EXERCISE MATERIAL:
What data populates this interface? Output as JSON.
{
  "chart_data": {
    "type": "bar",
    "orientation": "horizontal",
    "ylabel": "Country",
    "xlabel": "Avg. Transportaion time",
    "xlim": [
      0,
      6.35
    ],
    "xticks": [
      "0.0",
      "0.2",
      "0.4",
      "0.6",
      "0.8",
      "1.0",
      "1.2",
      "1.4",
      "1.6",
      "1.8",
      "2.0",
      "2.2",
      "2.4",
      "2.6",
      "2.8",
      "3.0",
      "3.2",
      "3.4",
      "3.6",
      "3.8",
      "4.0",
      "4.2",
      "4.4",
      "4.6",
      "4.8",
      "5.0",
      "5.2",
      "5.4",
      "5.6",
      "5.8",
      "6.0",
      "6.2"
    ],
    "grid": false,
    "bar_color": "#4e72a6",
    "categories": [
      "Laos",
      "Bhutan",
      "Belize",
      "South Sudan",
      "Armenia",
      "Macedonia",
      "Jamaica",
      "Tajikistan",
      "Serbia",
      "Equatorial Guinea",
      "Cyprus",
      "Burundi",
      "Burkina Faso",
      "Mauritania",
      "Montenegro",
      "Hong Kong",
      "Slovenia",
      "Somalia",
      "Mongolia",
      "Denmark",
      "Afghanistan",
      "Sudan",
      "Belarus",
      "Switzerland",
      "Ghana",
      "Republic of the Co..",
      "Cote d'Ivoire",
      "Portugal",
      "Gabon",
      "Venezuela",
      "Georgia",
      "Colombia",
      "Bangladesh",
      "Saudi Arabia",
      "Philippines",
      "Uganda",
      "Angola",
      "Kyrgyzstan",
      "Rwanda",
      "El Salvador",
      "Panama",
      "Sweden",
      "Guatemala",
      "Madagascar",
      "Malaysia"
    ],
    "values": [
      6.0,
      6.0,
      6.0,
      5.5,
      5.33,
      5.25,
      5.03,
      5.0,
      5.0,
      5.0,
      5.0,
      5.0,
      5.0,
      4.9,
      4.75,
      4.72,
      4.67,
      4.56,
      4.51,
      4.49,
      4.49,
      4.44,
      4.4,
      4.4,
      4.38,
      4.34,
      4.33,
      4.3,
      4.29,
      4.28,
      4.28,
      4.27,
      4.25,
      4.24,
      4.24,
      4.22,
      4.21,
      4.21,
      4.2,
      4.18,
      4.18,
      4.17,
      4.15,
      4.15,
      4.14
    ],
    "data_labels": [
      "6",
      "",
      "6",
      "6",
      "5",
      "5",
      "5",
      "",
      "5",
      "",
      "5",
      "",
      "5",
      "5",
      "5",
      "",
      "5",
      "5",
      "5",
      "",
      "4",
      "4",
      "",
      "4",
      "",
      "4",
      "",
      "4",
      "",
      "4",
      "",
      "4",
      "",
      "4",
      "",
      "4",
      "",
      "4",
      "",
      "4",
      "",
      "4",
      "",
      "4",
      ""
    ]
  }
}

WHAT YOU HAVE TO DO:
Reproduce the records above exactly as they appear.

FINISHED TASK:
What data populates this interface? Output as JSON.
{
  "chart_data": {
    "type": "bar",
    "orientation": "horizontal",
    "ylabel": "Country",
    "xlabel": "Avg. Transportaion time",
    "xlim": [
      0,
      6.35
    ],
    "xticks": [
      "0.0",
      "0.2",
      "0.4",
      "0.6",
      "0.8",
      "1.0",
      "1.2",
      "1.4",
      "1.6",
      "1.8",
      "2.0",
      "2.2",
      "2.4",
      "2.6",
      "2.8",
      "3.0",
      "3.2",
      "3.4",
      "3.6",
      "3.8",
      "4.0",
      "4.2",
      "4.4",
      "4.6",
      "4.8",
      "5.0",
      "5.2",
      "5.4",
      "5.6",
      "5.8",
      "6.0",
      "6.2"
    ],
    "grid": false,
    "bar_color": "#4e72a6",
    "categories": [
      "Laos",
      "Bhutan",
      "Belize",
      "South Sudan",
      "Armenia",
      "Macedonia",
      "Jamaica",
      "Tajikistan",
      "Serbia",
      "Equatorial Guinea",
      "Cyprus",
      "Burundi",
      "Burkina Faso",
      "Mauritania",
      "Montenegro",
      "Hong Kong",
      "Slovenia",
      "Somalia",
      "Mongolia",
      "Denmark",
      "Afghanistan",
      "Sudan",
      "Belarus",
      "Switzerland",
      "Ghana",
      "Republic of the Co..",
      "Cote d'Ivoire",
      "Portugal",
      "Gabon",
      "Venezuela",
      "Georgia",
      "Colombia",
      "Bangladesh",
      "Saudi Arabia",
      "Philippines",
      "Uganda",
      "Angola",
      "Kyrgyzstan",
      "Rwanda",
      "El Salvador",
      "Panama",
      "Sweden",
      "Guatemala",
      "Madagascar",
      "Malaysia"
    ],
    "values": [
      6.0,
      6.0,
      6.0,
      5.5,
      5.33,
      5.25,
      5.03,
      5.0,
      5.0,
      5.0,
      5.0,
      5.0,
      5.0,
      4.9,
      4.75,
      4.72,
      4.67,
      4.56,
      4.51,
      4.49,
      4.49,
      4.44,
      4.4,
      4.4,
      4.38,
      4.34,
      4.33,
      4.3,
      4.29,
      4.28,
      4.28,
      4.27,
      4.25,
      4.24,
      4.24,
      4.22,
      4.21,
      4.21,
      4.2,
      4.18,
      4.18,
      4.17,
      4.15,
      4.15,
      4.14
    ],
    "data_labels": [
      "6",
      "",
      "6",
      "6",
      "5",
      "5",
      "5",
      "",
      "5",
      "",
      "5",
      "",
      "5",
      "5",
      "5",
      "",
      "5",
      "5",
      "5",
      "",
      "4",
      "4",
      "",
      "4",
      "",
      "4",
      "",
      "4",
      "",
      "4",
      "",
      "4",
      "",
      "4",
      "",
      "4",
      "",
      "4",
      "",
      "4",
      "",
      "4",
      "",
      "4",
      ""
    ]
  }
}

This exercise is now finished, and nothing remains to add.